• **Direction**
Give only the number of lines below that contain the word "JSON".

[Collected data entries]
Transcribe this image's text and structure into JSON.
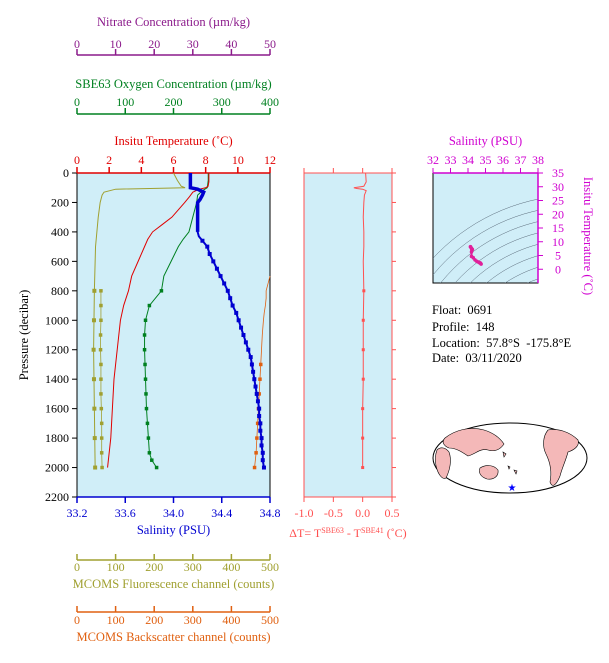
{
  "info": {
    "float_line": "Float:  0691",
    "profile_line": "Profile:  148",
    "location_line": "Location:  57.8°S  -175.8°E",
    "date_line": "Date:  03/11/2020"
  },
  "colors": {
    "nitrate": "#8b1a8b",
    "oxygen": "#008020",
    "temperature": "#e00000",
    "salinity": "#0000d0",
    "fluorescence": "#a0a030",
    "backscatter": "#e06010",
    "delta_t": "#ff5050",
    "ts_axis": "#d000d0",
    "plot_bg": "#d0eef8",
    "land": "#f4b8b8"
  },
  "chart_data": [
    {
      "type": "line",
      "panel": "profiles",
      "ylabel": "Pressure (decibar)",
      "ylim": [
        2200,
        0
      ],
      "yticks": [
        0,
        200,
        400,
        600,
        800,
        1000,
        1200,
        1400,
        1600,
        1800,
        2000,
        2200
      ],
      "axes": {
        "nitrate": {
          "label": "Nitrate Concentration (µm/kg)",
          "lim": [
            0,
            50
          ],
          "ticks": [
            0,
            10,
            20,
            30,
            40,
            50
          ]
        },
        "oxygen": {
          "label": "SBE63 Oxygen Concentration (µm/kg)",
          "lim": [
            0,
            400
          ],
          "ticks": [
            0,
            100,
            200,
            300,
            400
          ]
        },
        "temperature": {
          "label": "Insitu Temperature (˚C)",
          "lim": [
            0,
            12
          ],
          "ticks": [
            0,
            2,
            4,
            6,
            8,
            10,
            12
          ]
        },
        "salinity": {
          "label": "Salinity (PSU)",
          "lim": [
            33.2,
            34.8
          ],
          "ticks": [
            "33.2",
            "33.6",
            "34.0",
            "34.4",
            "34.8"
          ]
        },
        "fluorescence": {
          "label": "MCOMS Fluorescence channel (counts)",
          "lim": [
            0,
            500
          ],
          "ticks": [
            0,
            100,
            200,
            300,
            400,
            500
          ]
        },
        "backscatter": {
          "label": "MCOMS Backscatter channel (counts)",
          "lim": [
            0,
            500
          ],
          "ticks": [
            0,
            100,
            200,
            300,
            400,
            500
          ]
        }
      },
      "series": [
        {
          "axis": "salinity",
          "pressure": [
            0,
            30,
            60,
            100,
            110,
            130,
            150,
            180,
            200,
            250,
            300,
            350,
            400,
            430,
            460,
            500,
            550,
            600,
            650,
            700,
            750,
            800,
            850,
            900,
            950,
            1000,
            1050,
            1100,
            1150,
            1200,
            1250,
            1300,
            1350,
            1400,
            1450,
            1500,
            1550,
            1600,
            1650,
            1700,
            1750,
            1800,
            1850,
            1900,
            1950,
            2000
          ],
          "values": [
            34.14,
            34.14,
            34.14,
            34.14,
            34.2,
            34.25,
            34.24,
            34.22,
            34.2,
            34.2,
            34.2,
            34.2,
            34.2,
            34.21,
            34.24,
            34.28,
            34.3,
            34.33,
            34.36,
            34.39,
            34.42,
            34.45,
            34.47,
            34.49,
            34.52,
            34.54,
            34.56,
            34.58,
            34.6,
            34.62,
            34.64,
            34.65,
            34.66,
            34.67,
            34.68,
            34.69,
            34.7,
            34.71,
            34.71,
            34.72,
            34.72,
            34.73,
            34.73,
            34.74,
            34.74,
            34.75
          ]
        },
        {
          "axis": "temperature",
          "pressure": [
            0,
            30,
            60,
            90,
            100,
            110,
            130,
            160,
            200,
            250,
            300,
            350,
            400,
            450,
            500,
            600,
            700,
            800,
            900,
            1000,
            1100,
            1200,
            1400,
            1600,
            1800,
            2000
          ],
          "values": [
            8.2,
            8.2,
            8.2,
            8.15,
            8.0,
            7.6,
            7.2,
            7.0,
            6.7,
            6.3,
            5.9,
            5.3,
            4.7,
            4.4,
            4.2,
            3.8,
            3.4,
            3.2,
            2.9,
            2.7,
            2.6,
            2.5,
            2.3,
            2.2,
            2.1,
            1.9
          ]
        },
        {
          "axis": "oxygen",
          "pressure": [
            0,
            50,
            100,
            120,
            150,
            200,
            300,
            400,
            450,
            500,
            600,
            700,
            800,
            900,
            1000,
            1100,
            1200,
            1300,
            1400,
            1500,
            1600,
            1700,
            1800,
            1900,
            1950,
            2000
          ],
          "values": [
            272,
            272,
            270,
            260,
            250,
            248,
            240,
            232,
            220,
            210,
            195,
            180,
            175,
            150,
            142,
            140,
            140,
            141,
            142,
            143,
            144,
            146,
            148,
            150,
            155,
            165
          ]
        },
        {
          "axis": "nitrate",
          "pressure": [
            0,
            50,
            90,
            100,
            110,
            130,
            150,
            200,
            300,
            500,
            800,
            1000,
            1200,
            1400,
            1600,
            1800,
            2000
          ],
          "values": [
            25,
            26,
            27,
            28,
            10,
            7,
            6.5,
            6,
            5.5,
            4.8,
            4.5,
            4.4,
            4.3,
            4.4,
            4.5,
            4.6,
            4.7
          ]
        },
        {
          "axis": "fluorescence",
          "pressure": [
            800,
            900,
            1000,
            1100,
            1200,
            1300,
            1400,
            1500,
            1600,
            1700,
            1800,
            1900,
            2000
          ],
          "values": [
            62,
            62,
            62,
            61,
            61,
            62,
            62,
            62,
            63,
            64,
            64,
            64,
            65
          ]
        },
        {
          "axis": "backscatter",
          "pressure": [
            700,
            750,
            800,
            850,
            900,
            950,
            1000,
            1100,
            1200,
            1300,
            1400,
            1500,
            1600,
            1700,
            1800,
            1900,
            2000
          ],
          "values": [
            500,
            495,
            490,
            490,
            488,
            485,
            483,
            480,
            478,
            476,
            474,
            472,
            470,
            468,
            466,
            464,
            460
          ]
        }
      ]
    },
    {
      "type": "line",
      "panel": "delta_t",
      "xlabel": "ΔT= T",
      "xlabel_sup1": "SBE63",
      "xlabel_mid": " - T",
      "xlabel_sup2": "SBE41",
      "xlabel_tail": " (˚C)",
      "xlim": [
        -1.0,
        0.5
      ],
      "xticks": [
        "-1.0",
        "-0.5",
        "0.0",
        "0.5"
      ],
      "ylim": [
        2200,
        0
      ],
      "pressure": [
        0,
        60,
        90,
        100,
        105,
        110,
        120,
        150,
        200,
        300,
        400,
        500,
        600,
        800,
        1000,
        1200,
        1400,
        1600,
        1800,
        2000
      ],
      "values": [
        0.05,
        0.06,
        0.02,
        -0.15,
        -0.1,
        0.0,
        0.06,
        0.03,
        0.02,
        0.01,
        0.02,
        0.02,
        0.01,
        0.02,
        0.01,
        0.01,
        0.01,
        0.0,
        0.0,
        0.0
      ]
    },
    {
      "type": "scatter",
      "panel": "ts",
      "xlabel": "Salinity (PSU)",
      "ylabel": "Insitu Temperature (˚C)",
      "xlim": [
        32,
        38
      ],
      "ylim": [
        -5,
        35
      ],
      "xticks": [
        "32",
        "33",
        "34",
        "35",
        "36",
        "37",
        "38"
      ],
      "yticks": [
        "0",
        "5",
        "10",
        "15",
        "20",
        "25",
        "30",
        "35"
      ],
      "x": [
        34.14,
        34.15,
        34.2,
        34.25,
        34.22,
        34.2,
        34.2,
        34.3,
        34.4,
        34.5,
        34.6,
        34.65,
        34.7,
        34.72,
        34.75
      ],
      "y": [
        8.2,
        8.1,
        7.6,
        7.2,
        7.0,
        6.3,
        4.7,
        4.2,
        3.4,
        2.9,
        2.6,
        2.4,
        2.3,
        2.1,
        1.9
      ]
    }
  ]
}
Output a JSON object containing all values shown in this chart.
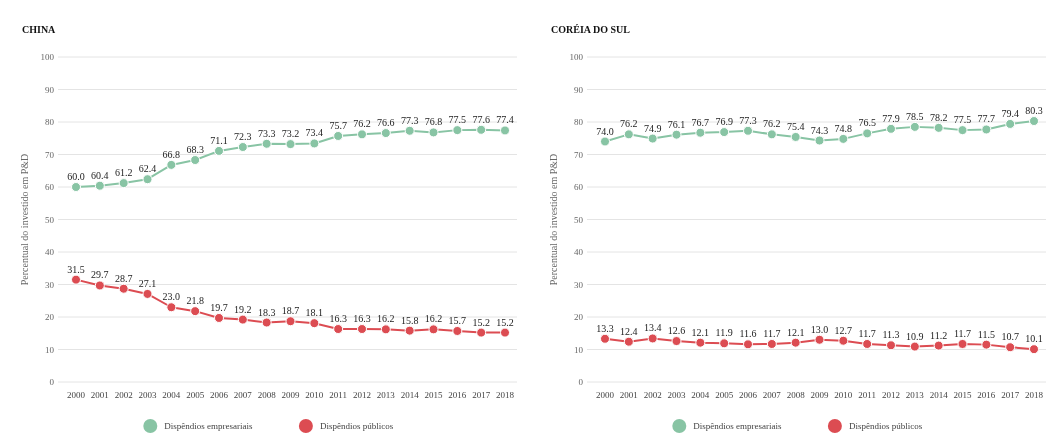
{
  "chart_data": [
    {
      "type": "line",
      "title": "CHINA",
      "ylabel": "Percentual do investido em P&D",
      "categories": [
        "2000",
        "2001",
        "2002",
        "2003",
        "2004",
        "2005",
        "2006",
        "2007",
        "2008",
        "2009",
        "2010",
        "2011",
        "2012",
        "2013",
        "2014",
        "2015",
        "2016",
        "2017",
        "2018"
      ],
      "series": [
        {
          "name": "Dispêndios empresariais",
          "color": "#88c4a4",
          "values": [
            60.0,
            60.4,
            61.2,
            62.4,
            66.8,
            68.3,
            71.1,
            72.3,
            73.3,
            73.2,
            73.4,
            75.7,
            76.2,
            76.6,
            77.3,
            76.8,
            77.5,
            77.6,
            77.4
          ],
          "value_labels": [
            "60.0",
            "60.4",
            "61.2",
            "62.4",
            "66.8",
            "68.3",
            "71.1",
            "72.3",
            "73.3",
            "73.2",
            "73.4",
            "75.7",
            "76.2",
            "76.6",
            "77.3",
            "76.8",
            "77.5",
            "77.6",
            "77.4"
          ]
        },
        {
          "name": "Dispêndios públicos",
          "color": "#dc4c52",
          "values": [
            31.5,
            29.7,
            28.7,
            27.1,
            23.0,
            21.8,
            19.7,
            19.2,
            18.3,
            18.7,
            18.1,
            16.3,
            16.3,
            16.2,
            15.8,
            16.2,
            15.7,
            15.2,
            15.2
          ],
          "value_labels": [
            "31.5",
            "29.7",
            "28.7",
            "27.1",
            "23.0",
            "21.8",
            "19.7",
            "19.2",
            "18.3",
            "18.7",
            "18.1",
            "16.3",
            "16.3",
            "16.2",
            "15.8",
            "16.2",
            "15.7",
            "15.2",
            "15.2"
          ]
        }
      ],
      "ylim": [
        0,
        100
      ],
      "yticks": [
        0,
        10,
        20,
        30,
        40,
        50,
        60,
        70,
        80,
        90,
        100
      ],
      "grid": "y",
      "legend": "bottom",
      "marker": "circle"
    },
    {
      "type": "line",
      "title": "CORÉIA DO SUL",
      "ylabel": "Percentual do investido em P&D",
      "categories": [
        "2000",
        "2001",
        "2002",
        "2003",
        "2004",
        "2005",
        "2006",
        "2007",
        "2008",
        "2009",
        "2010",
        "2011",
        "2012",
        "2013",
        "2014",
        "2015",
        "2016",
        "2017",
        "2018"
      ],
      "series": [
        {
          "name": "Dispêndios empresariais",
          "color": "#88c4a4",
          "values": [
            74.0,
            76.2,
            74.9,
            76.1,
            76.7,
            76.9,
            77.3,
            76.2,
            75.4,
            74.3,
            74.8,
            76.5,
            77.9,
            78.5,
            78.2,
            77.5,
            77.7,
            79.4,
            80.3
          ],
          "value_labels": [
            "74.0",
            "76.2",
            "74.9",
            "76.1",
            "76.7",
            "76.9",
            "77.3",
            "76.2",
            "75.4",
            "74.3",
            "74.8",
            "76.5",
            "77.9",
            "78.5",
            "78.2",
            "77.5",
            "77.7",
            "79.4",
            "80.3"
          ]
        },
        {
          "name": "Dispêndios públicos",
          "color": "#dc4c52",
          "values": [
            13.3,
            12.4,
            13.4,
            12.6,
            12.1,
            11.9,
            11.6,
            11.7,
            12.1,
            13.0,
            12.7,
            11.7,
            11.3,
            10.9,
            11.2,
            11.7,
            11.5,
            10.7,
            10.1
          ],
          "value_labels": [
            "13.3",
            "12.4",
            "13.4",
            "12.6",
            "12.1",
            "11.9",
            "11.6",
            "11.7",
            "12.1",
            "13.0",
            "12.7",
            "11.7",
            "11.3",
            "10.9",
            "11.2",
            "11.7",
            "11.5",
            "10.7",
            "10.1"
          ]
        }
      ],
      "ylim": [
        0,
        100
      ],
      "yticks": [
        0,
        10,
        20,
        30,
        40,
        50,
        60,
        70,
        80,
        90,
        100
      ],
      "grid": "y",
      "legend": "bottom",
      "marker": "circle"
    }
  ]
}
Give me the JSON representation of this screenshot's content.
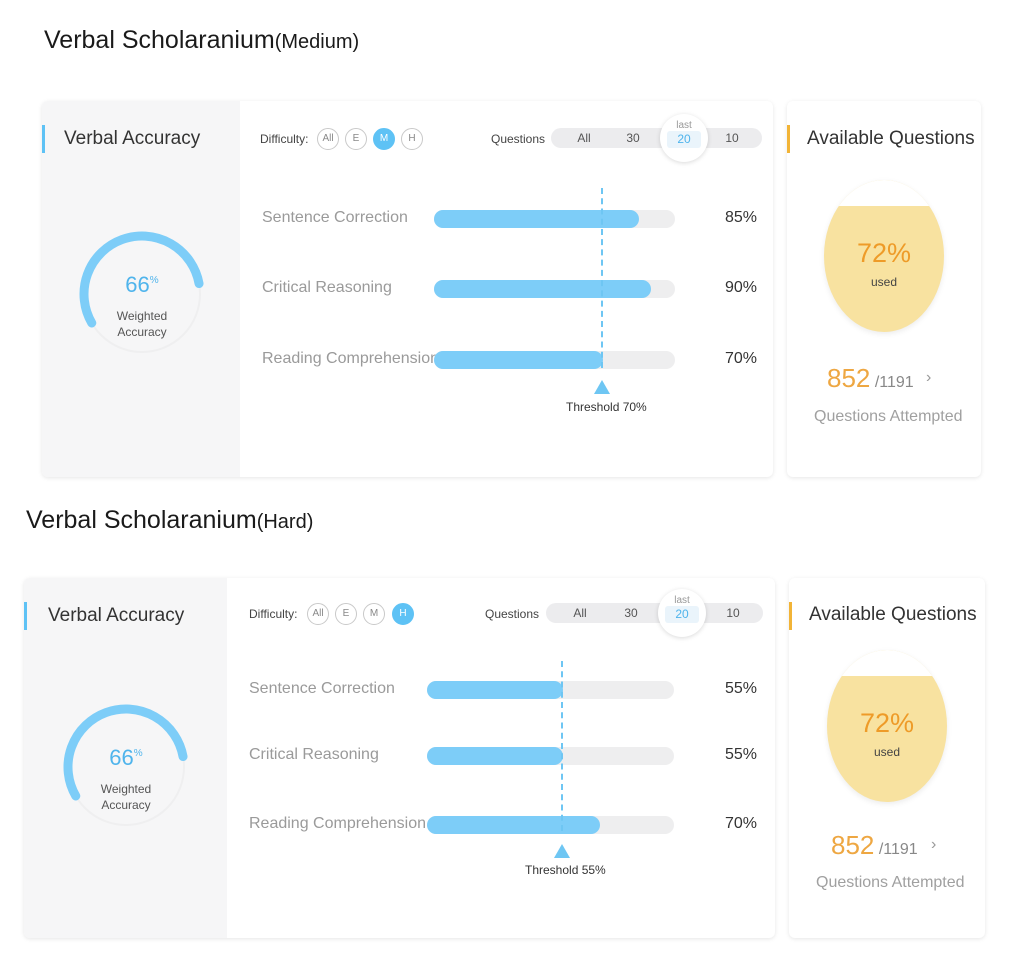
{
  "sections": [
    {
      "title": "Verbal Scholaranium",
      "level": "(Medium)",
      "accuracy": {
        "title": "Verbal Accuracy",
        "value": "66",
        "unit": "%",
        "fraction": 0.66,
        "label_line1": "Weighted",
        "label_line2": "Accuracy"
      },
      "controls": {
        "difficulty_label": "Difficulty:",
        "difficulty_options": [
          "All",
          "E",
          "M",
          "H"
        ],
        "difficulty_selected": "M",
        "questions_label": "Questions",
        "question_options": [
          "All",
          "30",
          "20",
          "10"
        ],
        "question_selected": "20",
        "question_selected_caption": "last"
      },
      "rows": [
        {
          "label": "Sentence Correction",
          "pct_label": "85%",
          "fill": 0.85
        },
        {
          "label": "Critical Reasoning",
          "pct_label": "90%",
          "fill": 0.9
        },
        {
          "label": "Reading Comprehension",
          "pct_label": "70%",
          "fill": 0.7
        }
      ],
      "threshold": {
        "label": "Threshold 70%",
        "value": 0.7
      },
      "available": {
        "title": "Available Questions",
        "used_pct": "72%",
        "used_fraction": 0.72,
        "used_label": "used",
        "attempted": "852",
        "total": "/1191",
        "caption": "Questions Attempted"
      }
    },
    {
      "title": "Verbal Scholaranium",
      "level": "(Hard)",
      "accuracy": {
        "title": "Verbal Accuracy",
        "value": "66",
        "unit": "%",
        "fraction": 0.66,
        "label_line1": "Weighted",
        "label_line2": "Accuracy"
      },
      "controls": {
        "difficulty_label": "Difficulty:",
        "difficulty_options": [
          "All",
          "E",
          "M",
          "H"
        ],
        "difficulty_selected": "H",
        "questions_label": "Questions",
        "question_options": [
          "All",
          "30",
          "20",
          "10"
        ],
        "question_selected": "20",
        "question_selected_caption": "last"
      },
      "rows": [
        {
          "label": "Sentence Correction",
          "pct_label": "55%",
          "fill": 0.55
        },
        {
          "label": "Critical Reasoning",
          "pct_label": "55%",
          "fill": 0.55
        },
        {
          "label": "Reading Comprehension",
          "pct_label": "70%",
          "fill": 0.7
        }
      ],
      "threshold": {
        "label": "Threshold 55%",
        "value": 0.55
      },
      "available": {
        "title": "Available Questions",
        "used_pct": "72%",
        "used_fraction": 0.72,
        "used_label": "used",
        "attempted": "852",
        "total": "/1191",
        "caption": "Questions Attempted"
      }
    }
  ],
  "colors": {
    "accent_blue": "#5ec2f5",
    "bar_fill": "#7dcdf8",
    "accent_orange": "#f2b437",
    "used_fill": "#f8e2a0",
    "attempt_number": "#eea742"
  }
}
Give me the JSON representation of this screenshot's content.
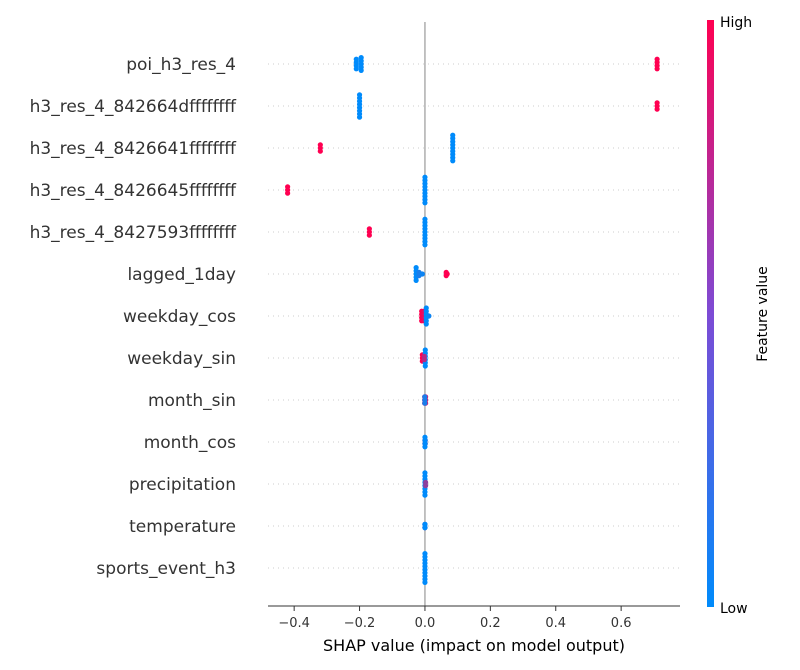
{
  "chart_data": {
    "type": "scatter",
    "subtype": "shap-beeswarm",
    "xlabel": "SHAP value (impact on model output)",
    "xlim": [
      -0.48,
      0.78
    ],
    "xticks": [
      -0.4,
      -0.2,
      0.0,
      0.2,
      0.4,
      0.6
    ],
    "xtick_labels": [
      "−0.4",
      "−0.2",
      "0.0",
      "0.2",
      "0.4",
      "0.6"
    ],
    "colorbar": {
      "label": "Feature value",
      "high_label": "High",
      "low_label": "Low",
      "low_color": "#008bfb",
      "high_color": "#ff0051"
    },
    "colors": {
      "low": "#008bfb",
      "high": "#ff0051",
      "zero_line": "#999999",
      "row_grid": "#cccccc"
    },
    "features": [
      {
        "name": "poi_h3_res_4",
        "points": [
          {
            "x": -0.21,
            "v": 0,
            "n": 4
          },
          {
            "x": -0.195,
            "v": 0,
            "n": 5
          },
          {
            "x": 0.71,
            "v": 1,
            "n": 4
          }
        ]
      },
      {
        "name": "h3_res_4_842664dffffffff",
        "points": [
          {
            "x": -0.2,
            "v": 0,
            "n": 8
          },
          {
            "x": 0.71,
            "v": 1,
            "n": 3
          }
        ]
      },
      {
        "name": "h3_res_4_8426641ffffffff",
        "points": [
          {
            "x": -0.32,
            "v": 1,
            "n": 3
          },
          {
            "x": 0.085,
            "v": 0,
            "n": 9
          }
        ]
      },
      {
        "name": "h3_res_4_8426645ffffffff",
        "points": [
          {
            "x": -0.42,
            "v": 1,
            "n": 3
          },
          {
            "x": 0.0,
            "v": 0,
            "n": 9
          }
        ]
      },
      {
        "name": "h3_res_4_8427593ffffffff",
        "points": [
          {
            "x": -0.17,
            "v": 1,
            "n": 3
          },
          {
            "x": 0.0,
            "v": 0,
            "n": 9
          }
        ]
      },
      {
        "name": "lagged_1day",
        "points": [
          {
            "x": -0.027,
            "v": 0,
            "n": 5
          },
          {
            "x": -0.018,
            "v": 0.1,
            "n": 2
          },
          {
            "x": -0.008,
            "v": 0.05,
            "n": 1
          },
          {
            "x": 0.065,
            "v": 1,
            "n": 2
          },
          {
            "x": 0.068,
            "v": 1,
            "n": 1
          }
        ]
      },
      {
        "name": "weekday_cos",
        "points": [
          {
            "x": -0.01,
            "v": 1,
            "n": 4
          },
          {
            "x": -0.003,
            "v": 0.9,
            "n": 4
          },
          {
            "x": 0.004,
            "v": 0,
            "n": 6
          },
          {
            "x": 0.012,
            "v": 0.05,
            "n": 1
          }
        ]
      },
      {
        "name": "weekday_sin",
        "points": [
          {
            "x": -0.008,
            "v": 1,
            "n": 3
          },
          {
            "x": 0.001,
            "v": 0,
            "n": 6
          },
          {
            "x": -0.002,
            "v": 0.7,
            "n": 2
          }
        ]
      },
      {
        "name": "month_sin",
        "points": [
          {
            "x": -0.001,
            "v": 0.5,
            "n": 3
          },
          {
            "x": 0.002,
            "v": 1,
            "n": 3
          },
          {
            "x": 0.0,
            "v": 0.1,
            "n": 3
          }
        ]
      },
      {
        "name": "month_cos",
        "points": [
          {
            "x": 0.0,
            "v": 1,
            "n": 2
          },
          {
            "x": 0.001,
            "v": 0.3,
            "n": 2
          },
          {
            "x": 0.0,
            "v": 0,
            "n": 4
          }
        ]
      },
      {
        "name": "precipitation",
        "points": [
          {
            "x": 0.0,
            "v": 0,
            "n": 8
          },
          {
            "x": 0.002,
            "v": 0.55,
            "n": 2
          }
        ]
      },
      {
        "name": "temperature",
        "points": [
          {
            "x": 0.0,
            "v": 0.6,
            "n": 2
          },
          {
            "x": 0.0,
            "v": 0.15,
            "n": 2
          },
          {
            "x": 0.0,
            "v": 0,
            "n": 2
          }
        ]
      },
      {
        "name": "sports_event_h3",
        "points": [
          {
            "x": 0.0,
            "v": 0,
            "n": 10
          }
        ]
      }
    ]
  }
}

• **Expected answer**
4